## begin Working data

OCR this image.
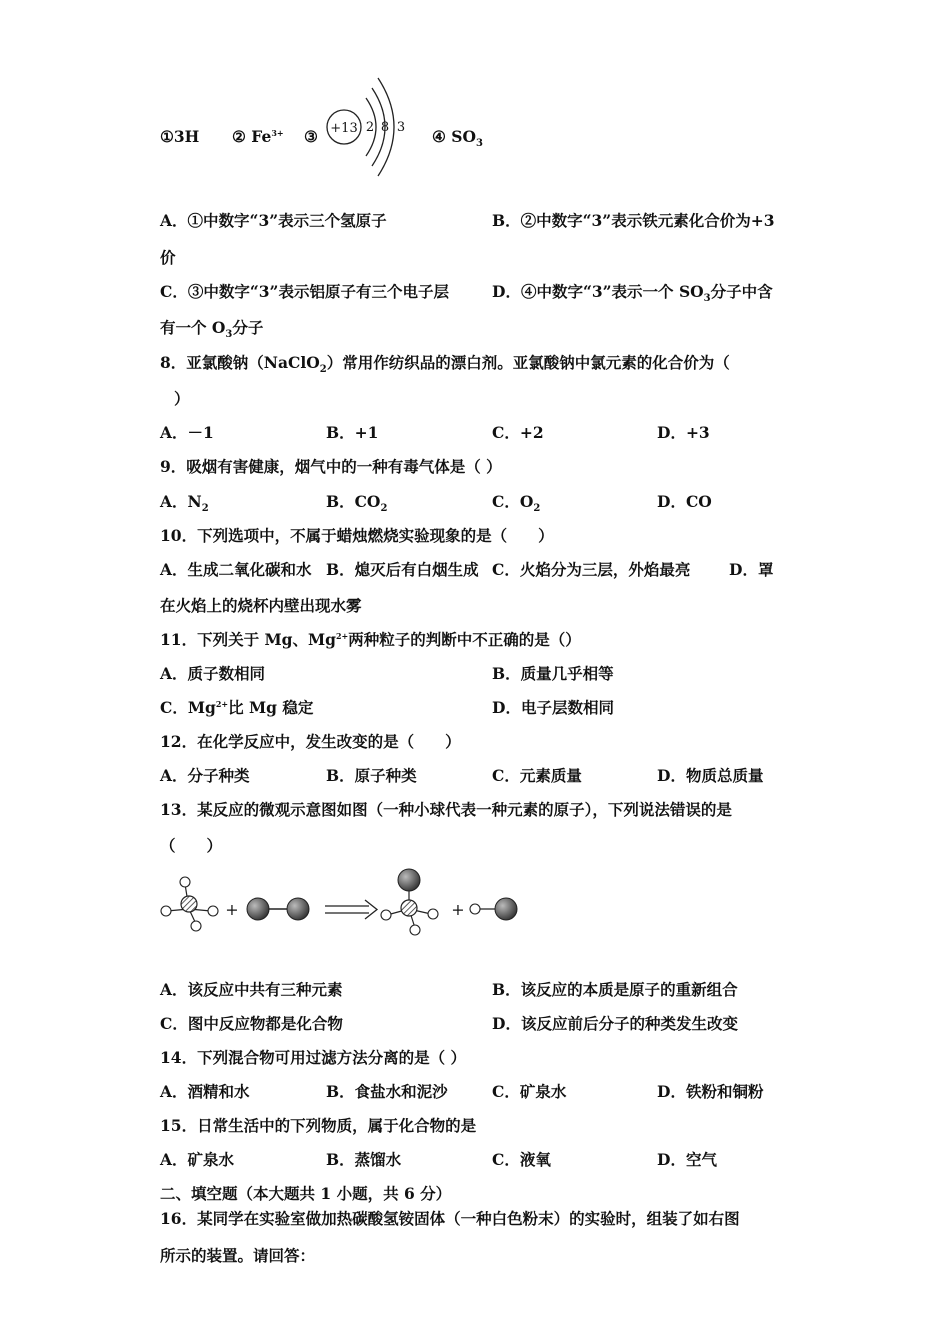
①3H ② $Fe^{3+}$ ③ +13 2 8 3 ④ $SO_3$
A．①中数字“3”表示三个氢原子	B．②中数字“3”表示铁元素化合价为+3
价
C．③中数字“3”表示铝原子有三个电子层	D．④中数字“3”表示一个 $SO_3$分子中含
有一个 $O_3$分子
8．亚氯酸钠（NaClO$_2$）常用作纺织品的漂白剂。亚氯酸钠中氯元素的化合价为（
）
A．－1	B．+1	C．+2	D．+3
9．吸烟有害健康，烟气中的一种有毒气体是（ ）
A．$N_2$	B．$CO_2$	C．$O_2$	D．CO
10．下列选项中，不属于蜡烛燃烧实验现象的是（　　）
A．生成二氧化碳和水 B．熄灭后有白烟生成 C．火焰分为三层，外焰最亮 D．罩
在火焰上的烧杯内壁出现水雾
11．下列关于 Mg、$Mg^{2+}$两种粒子的判断中不正确的是（）
A．质子数相同	B．质量几乎相等
C．$Mg^{2+}$比 Mg 稳定	D．电子层数相同
12．在化学反应中，发生改变的是（　　）
A．分子种类	B．原子种类	C．元素质量	D．物质总质量
13．某反应的微观示意图如图（一种小球代表一种元素的原子），下列说法错误的是
（　　）
+	+
A．该反应中共有三种元素	B．该反应的本质是原子的重新组合
C．图中反应物都是化合物	D．该反应前后分子的种类发生改变
14．下列混合物可用过滤方法分离的是（ ）
A．酒精和水	B．食盐水和泥沙	C．矿泉水	D．铁粉和铜粉
15．日常生活中的下列物质，属于化合物的是
A．矿泉水	B．蒸馏水	C．液氧	D．空气
二、填空题（本大题共 1 小题，共 6 分）
16．某同学在实验室做加热碳酸氢铵固体（一种白色粉末）的实验时，组装了如右图
所示的装置。请回答：
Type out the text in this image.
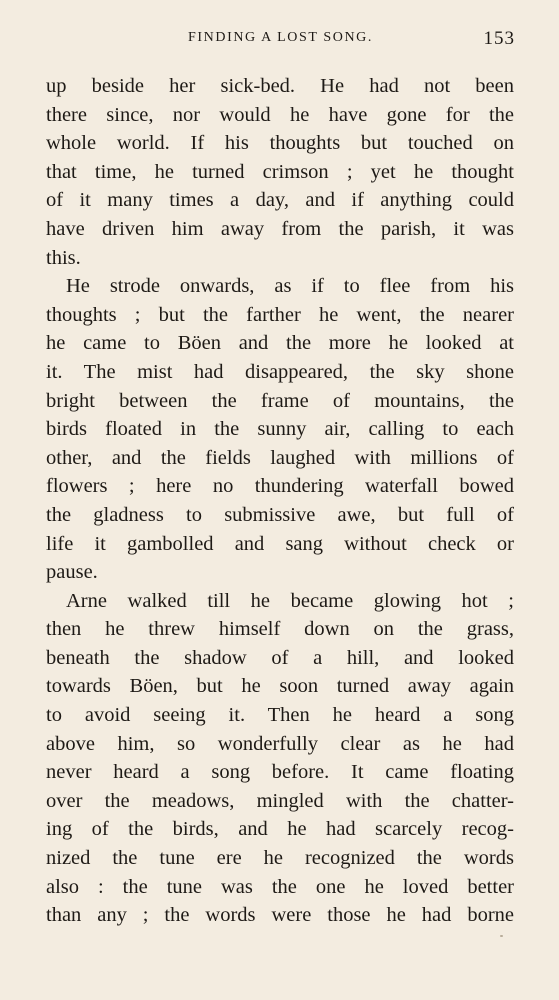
FINDING A LOST SONG.	153
up beside her sick-bed. He had not been
there since, nor would he have gone for the
whole world. If his thoughts but touched on
that time, he turned crimson ; yet he thought
of it many times a day, and if anything could
have driven him away from the parish, it was
this.
He strode onwards, as if to flee from his
thoughts ; but the farther he went, the nearer
he came to Böen and the more he looked at
it. The mist had disappeared, the sky shone
bright between the frame of mountains, the
birds floated in the sunny air, calling to each
other, and the fields laughed with millions of
flowers ; here no thundering waterfall bowed
the gladness to submissive awe, but full of
life it gambolled and sang without check or
pause.
Arne walked till he became glowing hot ;
then he threw himself down on the grass,
beneath the shadow of a hill, and looked
towards Böen, but he soon turned away again
to avoid seeing it. Then he heard a song
above him, so wonderfully clear as he had
never heard a song before. It came floating
over the meadows, mingled with the chatter-
ing of the birds, and he had scarcely recog-
nized the tune ere he recognized the words
also : the tune was the one he loved better
than any ; the words were those he had borne
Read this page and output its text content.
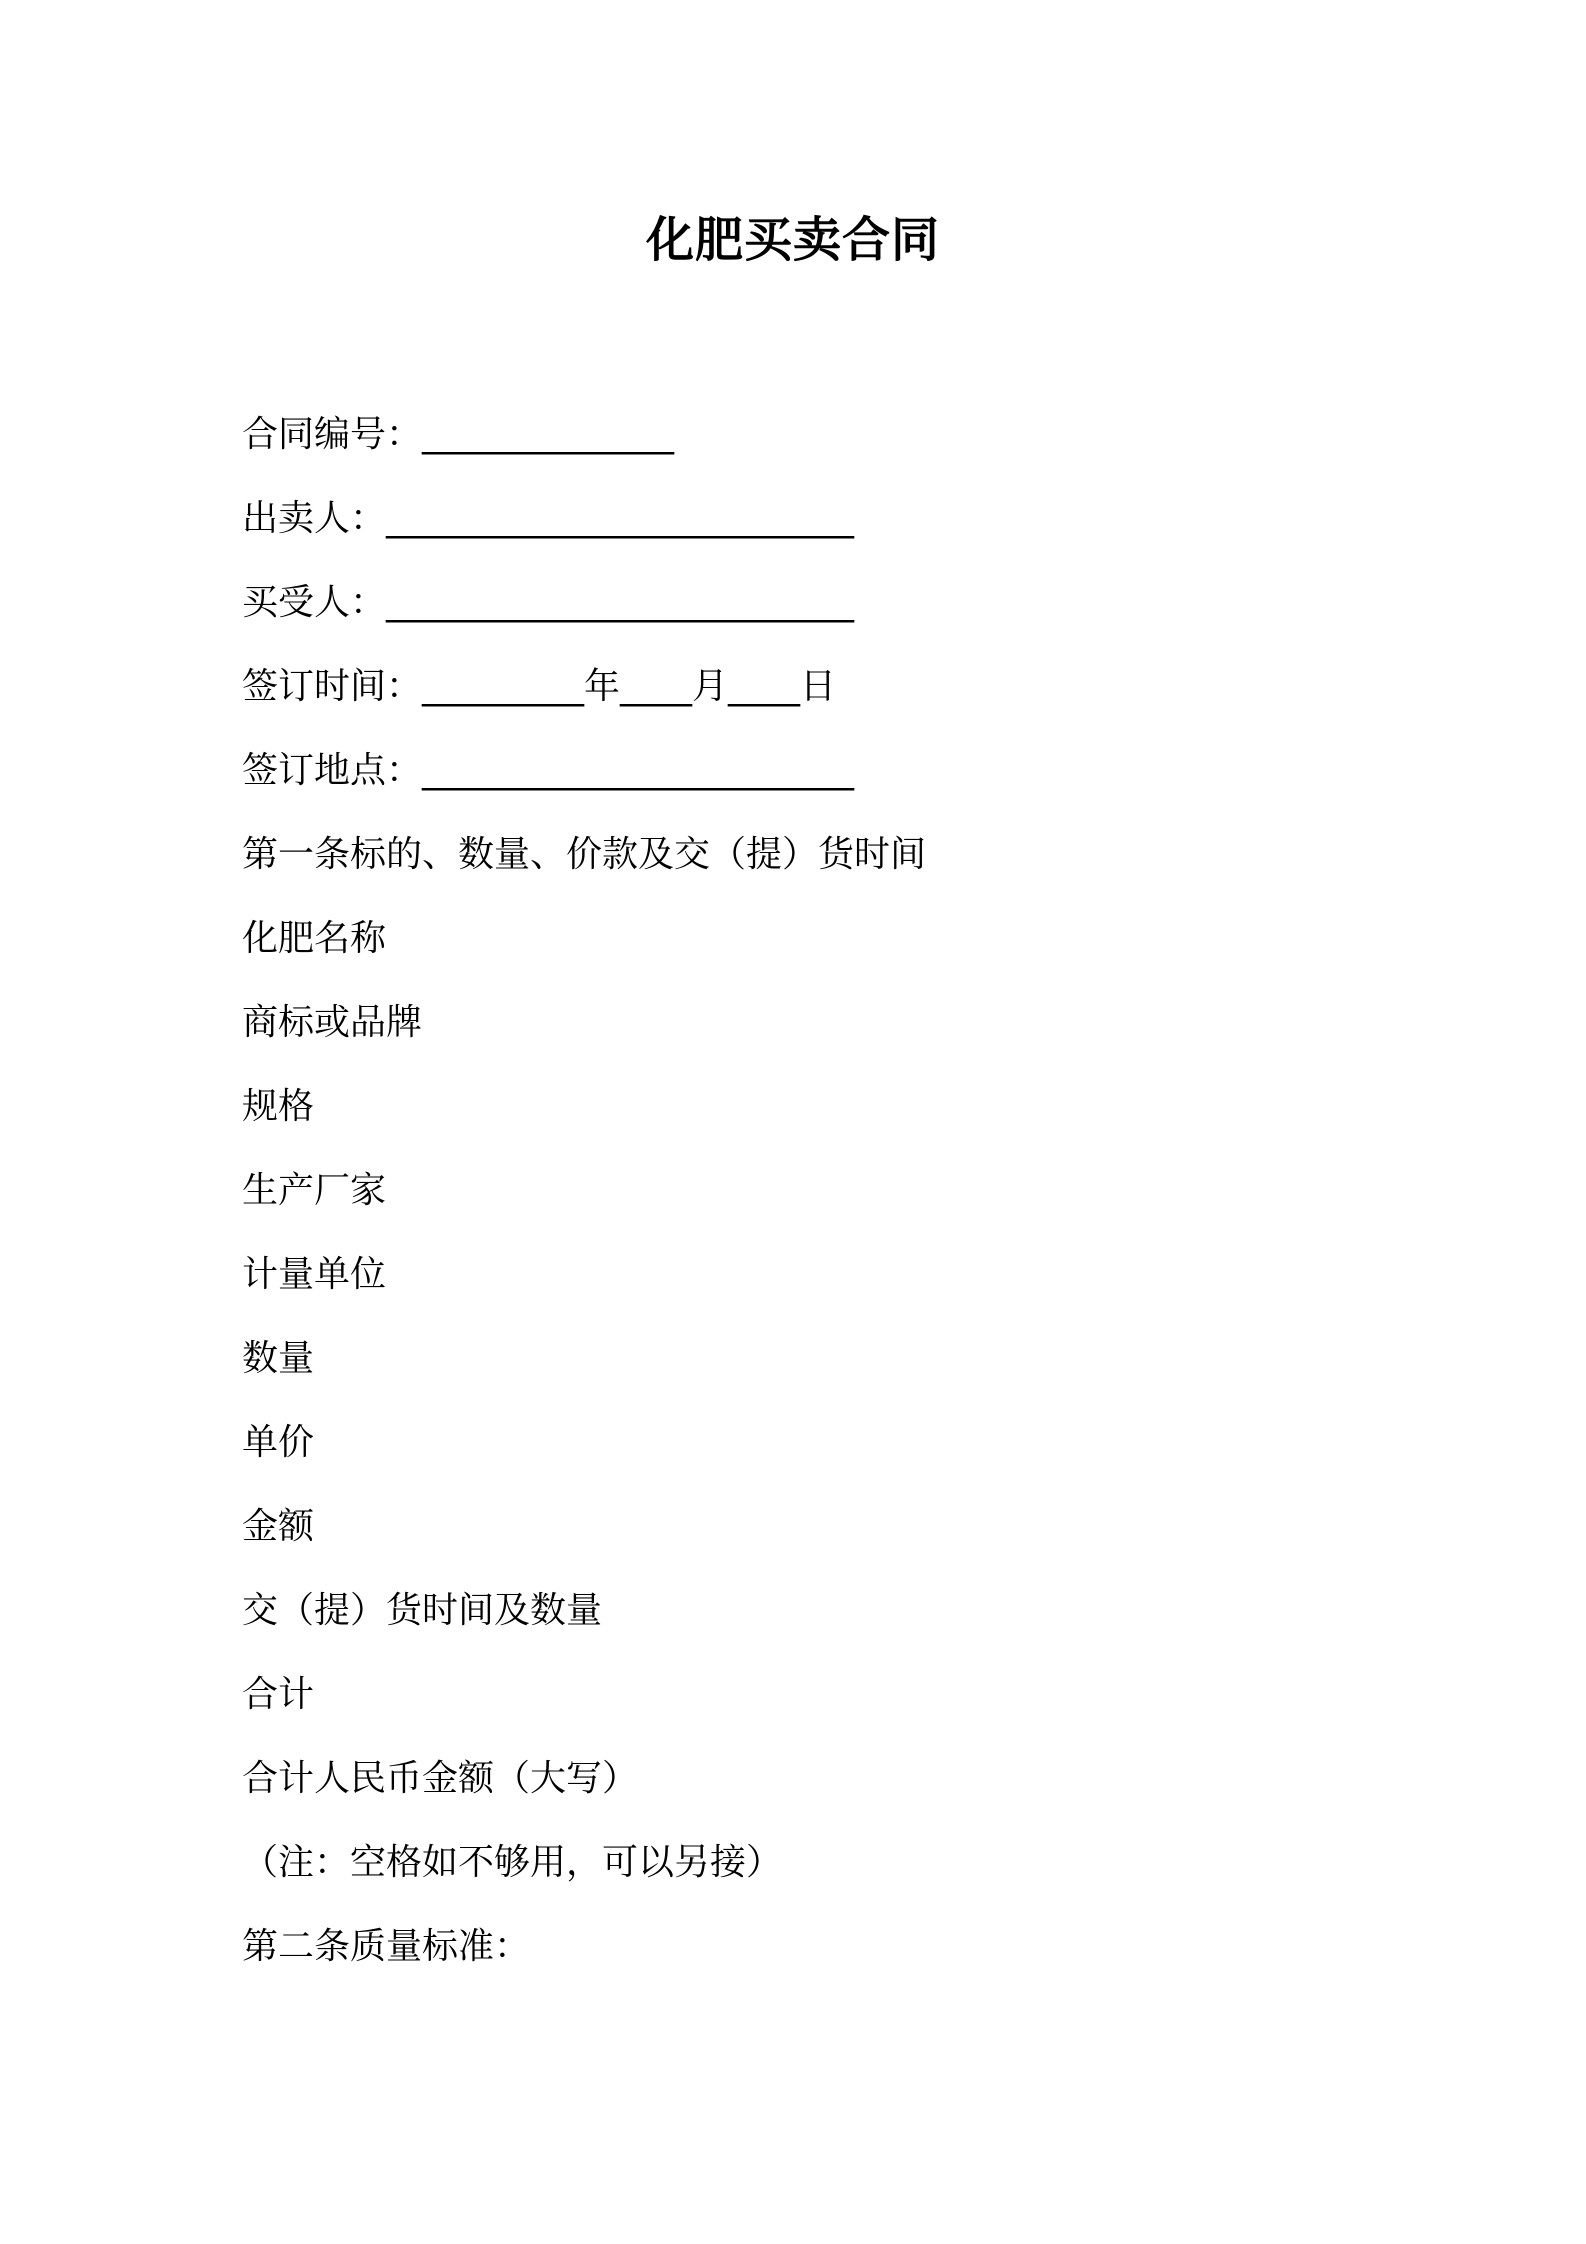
化肥买卖合同
合同编号：______________
出卖人：__________________________
买受人：__________________________
签订时间：_________年____月____日
签订地点：________________________
第一条标的、数量、价款及交（提）货时间
化肥名称
商标或品牌
规格
生产厂家
计量单位
数量
单价
金额
交（提）货时间及数量
合计
合计人民币金额（大写）
（注：空格如不够用，可以另接）
第二条质量标准：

## end Working data

(What to produce): Return the full material word for word. Do not include the pictures.

(Solution to the problem):
OCR this image.
①3H ② $Fe^{3+}$ ③ +13 2 8 3 ④ $SO_3$
A．①中数字“3”表示三个氢原子	B．②中数字“3”表示铁元素化合价为+3
价
C．③中数字“3”表示铝原子有三个电子层	D．④中数字“3”表示一个 $SO_3$分子中含
有一个 $O_3$分子
8．亚氯酸钠（NaClO$_2$）常用作纺织品的漂白剂。亚氯酸钠中氯元素的化合价为（
）
A．－1	B．+1	C．+2	D．+3
9．吸烟有害健康，烟气中的一种有毒气体是（ ）
A．$N_2$	B．$CO_2$	C．$O_2$	D．CO
10．下列选项中，不属于蜡烛燃烧实验现象的是（　　）
A．生成二氧化碳和水 B．熄灭后有白烟生成 C．火焰分为三层，外焰最亮 D．罩
在火焰上的烧杯内壁出现水雾
11．下列关于 Mg、$Mg^{2+}$两种粒子的判断中不正确的是（）
A．质子数相同	B．质量几乎相等
C．$Mg^{2+}$比 Mg 稳定	D．电子层数相同
12．在化学反应中，发生改变的是（　　）
A．分子种类	B．原子种类	C．元素质量	D．物质总质量
13．某反应的微观示意图如图（一种小球代表一种元素的原子），下列说法错误的是
（　　）
+	+
A．该反应中共有三种元素	B．该反应的本质是原子的重新组合
C．图中反应物都是化合物	D．该反应前后分子的种类发生改变
14．下列混合物可用过滤方法分离的是（ ）
A．酒精和水	B．食盐水和泥沙	C．矿泉水	D．铁粉和铜粉
15．日常生活中的下列物质，属于化合物的是
A．矿泉水	B．蒸馏水	C．液氧	D．空气
二、填空题（本大题共 1 小题，共 6 分）
16．某同学在实验室做加热碳酸氢铵固体（一种白色粉末）的实验时，组装了如右图
所示的装置。请回答：
Type out the text in this image.
FINDING A LOST SONG.	153
up beside her sick-bed. He had not been
there since, nor would he have gone for the
whole world. If his thoughts but touched on
that time, he turned crimson ; yet he thought
of it many times a day, and if anything could
have driven him away from the parish, it was
this.
He strode onwards, as if to flee from his
thoughts ; but the farther he went, the nearer
he came to Böen and the more he looked at
it. The mist had disappeared, the sky shone
bright between the frame of mountains, the
birds floated in the sunny air, calling to each
other, and the fields laughed with millions of
flowers ; here no thundering waterfall bowed
the gladness to submissive awe, but full of
life it gambolled and sang without check or
pause.
Arne walked till he became glowing hot ;
then he threw himself down on the grass,
beneath the shadow of a hill, and looked
towards Böen, but he soon turned away again
to avoid seeing it. Then he heard a song
above him, so wonderfully clear as he had
never heard a song before. It came floating
over the meadows, mingled with the chatter-
ing of the birds, and he had scarcely recog-
nized the tune ere he recognized the words
also : the tune was the one he loved better
than any ; the words were those he had borne
Read this page and output its text content.
化肥买卖合同
合同编号：______________
出卖人：__________________________
买受人：__________________________
签订时间：_________年____月____日
签订地点：________________________
第一条标的、数量、价款及交（提）货时间
化肥名称
商标或品牌
规格
生产厂家
计量单位
数量
单价
金额
交（提）货时间及数量
合计
合计人民币金额（大写）
（注：空格如不够用，可以另接）
第二条质量标准：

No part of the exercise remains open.